[Stored records]
·····

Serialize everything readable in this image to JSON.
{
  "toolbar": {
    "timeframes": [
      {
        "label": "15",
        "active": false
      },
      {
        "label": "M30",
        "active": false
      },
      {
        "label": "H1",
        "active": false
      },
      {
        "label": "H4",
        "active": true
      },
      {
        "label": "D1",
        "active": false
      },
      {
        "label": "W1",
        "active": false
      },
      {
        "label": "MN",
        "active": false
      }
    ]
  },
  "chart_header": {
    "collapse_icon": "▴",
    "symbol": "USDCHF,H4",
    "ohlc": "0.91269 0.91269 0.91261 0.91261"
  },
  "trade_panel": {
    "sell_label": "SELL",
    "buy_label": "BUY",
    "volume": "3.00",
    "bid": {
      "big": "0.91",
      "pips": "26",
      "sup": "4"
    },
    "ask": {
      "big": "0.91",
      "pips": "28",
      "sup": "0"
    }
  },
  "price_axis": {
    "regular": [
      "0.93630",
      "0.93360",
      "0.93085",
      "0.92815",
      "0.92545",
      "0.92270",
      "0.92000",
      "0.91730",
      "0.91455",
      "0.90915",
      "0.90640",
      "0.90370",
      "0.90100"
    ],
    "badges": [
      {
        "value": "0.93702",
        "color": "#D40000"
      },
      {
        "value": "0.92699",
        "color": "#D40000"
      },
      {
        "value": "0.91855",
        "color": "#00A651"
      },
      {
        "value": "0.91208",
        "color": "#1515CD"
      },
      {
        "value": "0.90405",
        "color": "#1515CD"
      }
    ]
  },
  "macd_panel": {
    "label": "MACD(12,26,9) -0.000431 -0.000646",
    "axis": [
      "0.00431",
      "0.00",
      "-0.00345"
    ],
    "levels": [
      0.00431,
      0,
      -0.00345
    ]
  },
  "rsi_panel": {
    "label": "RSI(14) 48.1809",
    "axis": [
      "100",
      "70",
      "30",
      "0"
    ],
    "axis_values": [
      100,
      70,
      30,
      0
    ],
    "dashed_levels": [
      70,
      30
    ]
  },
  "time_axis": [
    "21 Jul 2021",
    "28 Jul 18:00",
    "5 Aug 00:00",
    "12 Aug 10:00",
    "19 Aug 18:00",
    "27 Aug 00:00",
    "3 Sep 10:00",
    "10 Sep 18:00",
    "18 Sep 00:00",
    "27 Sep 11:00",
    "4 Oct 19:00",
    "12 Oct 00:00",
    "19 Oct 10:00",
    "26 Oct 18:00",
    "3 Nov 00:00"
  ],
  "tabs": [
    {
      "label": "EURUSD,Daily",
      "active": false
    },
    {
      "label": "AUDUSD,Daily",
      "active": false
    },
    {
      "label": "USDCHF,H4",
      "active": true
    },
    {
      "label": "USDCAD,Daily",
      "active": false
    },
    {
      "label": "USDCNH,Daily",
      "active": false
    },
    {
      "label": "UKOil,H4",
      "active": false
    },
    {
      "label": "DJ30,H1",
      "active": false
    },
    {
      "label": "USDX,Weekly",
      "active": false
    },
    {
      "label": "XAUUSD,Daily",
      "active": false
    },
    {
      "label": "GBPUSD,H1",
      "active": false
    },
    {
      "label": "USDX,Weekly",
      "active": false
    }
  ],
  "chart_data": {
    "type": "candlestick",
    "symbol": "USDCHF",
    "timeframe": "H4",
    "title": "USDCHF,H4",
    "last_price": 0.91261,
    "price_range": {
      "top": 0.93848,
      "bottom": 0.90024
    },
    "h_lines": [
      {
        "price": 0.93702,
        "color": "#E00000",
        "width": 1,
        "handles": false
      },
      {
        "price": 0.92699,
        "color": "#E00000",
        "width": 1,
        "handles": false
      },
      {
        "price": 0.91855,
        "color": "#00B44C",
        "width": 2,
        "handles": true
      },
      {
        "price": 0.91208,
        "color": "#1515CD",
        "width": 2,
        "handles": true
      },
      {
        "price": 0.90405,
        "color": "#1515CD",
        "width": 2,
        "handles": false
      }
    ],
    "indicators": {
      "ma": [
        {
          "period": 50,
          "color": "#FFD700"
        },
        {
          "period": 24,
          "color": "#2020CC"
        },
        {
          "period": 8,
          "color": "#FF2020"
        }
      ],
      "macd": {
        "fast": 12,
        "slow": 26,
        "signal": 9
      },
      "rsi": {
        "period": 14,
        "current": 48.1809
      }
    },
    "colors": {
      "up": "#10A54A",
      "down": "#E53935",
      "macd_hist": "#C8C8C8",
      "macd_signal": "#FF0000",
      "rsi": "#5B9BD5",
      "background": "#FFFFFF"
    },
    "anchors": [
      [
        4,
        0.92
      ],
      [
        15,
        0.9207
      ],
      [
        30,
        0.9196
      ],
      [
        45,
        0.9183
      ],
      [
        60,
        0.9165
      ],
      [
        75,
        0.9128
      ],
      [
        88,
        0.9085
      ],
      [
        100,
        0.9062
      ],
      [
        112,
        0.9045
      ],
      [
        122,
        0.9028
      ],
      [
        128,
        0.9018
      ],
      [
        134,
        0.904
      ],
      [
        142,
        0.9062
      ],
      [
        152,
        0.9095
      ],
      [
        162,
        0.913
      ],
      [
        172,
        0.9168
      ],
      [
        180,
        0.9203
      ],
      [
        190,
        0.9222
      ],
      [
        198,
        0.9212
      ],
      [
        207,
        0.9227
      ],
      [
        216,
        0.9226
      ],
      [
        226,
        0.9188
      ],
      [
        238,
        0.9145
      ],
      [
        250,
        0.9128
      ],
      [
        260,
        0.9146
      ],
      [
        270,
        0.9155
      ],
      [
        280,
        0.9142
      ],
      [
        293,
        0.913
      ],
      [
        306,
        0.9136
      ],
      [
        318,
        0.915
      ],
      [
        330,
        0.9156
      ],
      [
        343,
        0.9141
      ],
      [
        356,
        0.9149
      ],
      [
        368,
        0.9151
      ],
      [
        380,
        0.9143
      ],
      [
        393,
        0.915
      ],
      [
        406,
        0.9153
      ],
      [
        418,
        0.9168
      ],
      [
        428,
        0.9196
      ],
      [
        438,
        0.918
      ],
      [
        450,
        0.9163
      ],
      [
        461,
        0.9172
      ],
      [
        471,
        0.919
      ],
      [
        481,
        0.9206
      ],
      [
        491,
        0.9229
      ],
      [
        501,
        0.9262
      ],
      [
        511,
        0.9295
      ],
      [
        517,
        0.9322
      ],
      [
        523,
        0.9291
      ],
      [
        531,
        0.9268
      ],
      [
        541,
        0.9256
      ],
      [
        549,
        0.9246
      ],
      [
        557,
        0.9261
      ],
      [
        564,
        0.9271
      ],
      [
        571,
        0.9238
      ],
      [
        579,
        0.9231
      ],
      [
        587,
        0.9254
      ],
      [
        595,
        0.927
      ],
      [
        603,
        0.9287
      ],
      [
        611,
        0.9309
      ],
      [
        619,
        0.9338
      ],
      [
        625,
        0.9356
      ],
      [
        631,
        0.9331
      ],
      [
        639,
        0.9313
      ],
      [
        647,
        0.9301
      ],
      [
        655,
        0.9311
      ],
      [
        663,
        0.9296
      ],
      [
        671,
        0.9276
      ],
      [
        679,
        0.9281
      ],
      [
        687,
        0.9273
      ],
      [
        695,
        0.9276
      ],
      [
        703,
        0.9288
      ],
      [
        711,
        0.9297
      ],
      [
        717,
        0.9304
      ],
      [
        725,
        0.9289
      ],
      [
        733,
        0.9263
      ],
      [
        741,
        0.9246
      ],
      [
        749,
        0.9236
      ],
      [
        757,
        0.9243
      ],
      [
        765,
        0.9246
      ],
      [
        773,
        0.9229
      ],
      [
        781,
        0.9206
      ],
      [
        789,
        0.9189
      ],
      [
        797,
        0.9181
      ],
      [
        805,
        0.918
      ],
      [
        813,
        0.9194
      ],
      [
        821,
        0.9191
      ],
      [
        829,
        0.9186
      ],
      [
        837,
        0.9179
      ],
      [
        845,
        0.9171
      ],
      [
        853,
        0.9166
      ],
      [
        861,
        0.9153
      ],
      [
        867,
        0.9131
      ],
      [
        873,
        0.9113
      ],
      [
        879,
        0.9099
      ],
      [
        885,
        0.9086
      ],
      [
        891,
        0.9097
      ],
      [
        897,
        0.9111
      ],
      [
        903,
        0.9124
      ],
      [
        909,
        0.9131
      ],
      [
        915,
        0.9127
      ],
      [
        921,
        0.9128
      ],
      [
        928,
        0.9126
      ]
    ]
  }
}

·····

STATED EXERCISE:
Pull out all lines from the listing that contain the string "USDCHF".

ANSWER:
    "symbol": "USDCHF,H4",
      "label": "USDCHF,H4",
    "symbol": "USDCHF",
    "title": "USDCHF,H4",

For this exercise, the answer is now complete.